Copy every entry word for word. Skip the pictures.

━━━━━ The records

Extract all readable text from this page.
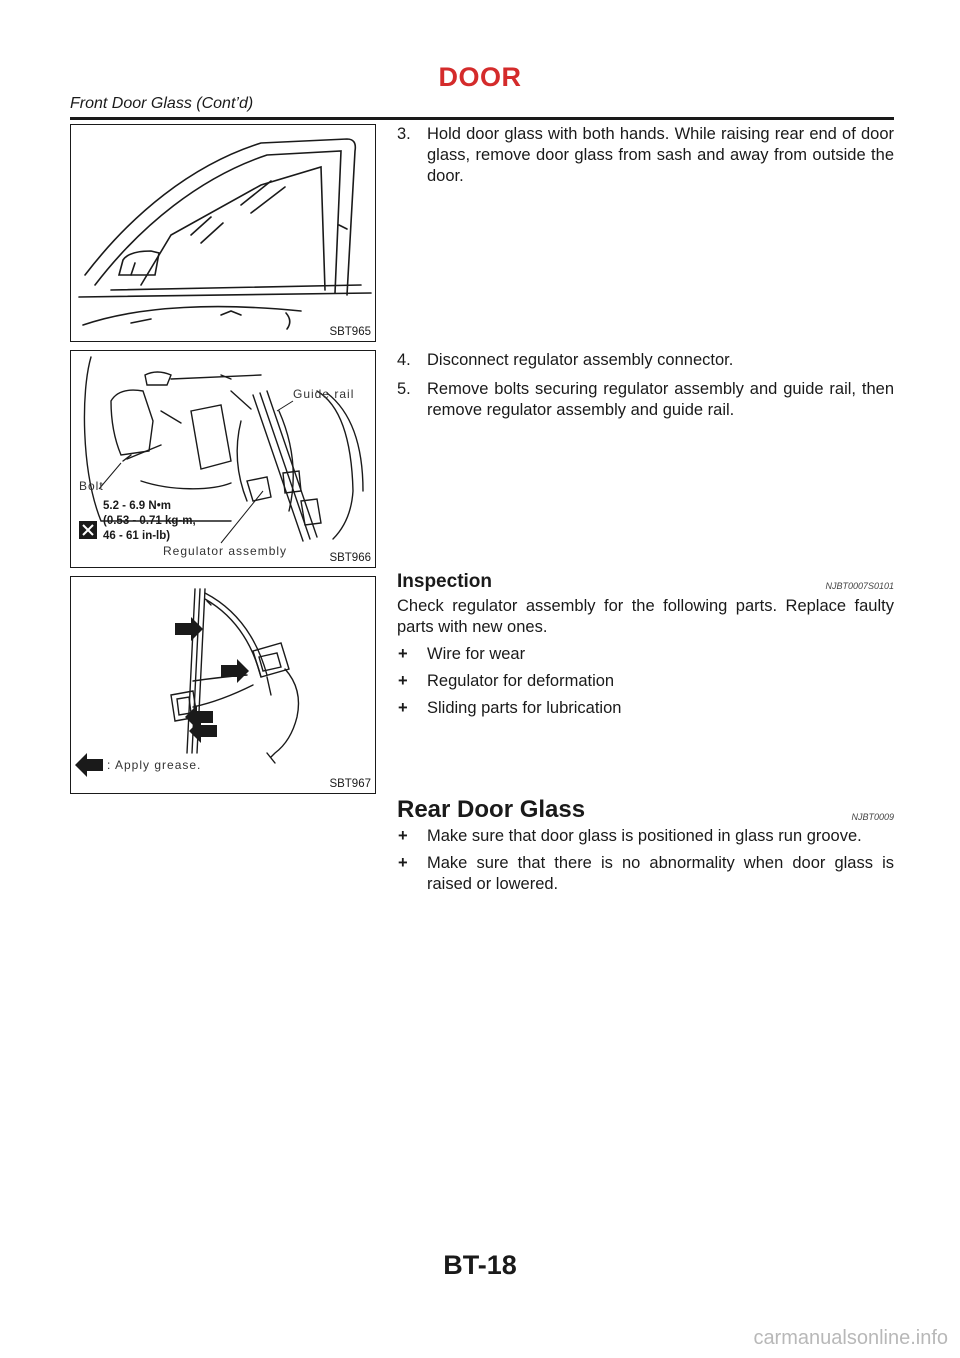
DOOR
Front Door Glass (Cont’d)
SBT965
Guide rail
Bolt
5.2 - 6.9 N•m
(0.53 - 0.71 kg-m,
46 - 61 in-lb)
Regulator assembly	SBT966
: Apply grease.
SBT967
3. Hold door glass with both hands. While raising rear end of door glass, remove door glass from sash and away from outside the door.
4. Disconnect regulator assembly connector.
5. Remove bolts securing regulator assembly and guide rail, then remove regulator assembly and guide rail.
Inspection	NJBT0007S0101
Check regulator assembly for the following parts. Replace faulty parts with new ones.
+ Wire for wear
+ Regulator for deformation
+ Sliding parts for lubrication
Rear Door Glass	NJBT0009
+ Make sure that door glass is positioned in glass run groove.
+ Make sure that there is no abnormality when door glass is raised or lowered.
BT-18
carmanualsonline.info
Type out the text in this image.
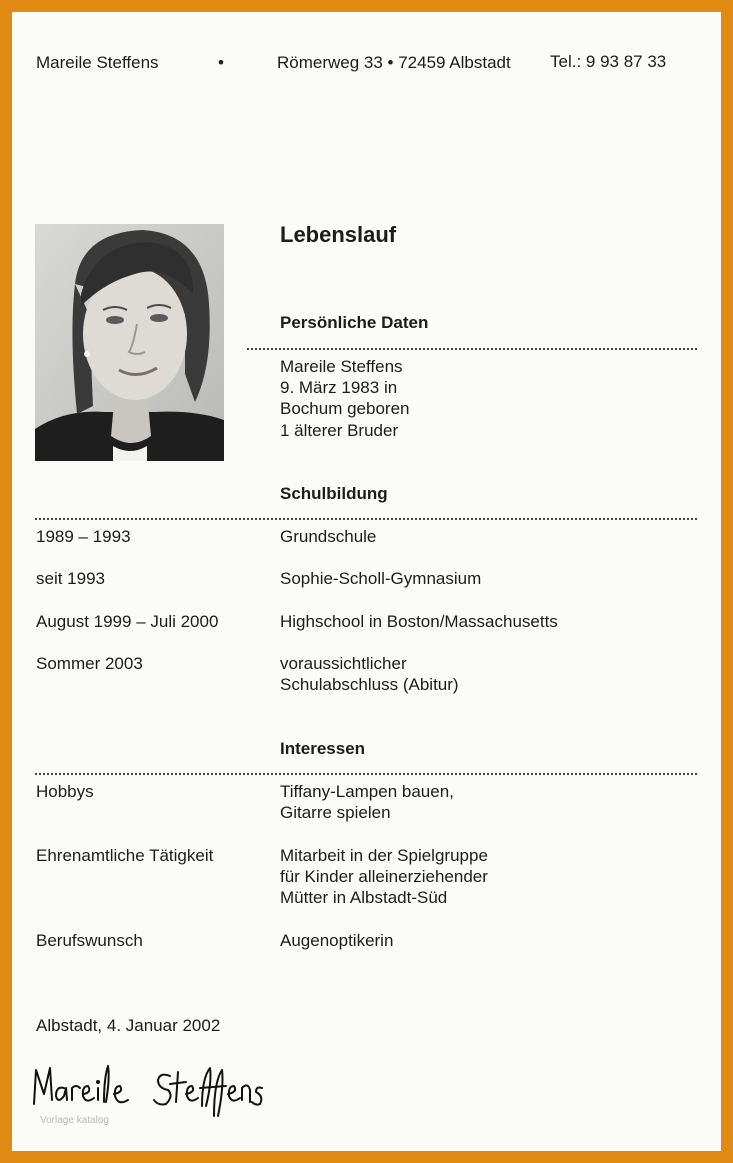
Mareile Steffens	•	Römerweg 33 • 72459 Albstadt Tel.: 9 93 87 33
Lebenslauf
Persönliche Daten
Mareile Steffens
9. März 1983 in
Bochum geboren
1 älterer Bruder
Schulbildung
1989 – 1993	Grundschule
seit 1993	Sophie-Scholl-Gymnasium
August 1999 – Juli 2000	Highschool in Boston/Massachusetts
Sommer 2003	voraussichtlicher
Schulabschluss (Abitur)
Interessen
Hobbys	Tiffany-Lampen bauen,
Gitarre spielen
Ehrenamtliche Tätigkeit	Mitarbeit in der Spielgruppe
für Kinder alleinerziehender
Mütter in Albstadt-Süd
Berufswunsch	Augenoptikerin
Albstadt, 4. Januar 2002
Vorlage katalog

━━━━━━━━━━

_Written response_.
Extract all readable text from this page.
DOOR
Front Door Glass (Cont’d)
SBT965
Guide rail
Bolt
5.2 - 6.9 N•m
(0.53 - 0.71 kg-m,
46 - 61 in-lb)
Regulator assembly	SBT966
: Apply grease.
SBT967
3. Hold door glass with both hands. While raising rear end of door glass, remove door glass from sash and away from outside the door.
4. Disconnect regulator assembly connector.
5. Remove bolts securing regulator assembly and guide rail, then remove regulator assembly and guide rail.
Inspection	NJBT0007S0101
Check regulator assembly for the following parts. Replace faulty parts with new ones.
+ Wire for wear
+ Regulator for deformation
+ Sliding parts for lubrication
Rear Door Glass	NJBT0009
+ Make sure that door glass is positioned in glass run groove.
+ Make sure that there is no abnormality when door glass is raised or lowered.
BT-18
carmanualsonline.info
Type out the text in this image.
Mareile Steffens	•	Römerweg 33 • 72459 Albstadt Tel.: 9 93 87 33
Lebenslauf
Persönliche Daten
Mareile Steffens
9. März 1983 in
Bochum geboren
1 älterer Bruder
Schulbildung
1989 – 1993	Grundschule
seit 1993	Sophie-Scholl-Gymnasium
August 1999 – Juli 2000	Highschool in Boston/Massachusetts
Sommer 2003	voraussichtlicher
Schulabschluss (Abitur)
Interessen
Hobbys	Tiffany-Lampen bauen,
Gitarre spielen
Ehrenamtliche Tätigkeit	Mitarbeit in der Spielgruppe
für Kinder alleinerziehender
Mütter in Albstadt-Süd
Berufswunsch	Augenoptikerin
Albstadt, 4. Januar 2002
Vorlage katalog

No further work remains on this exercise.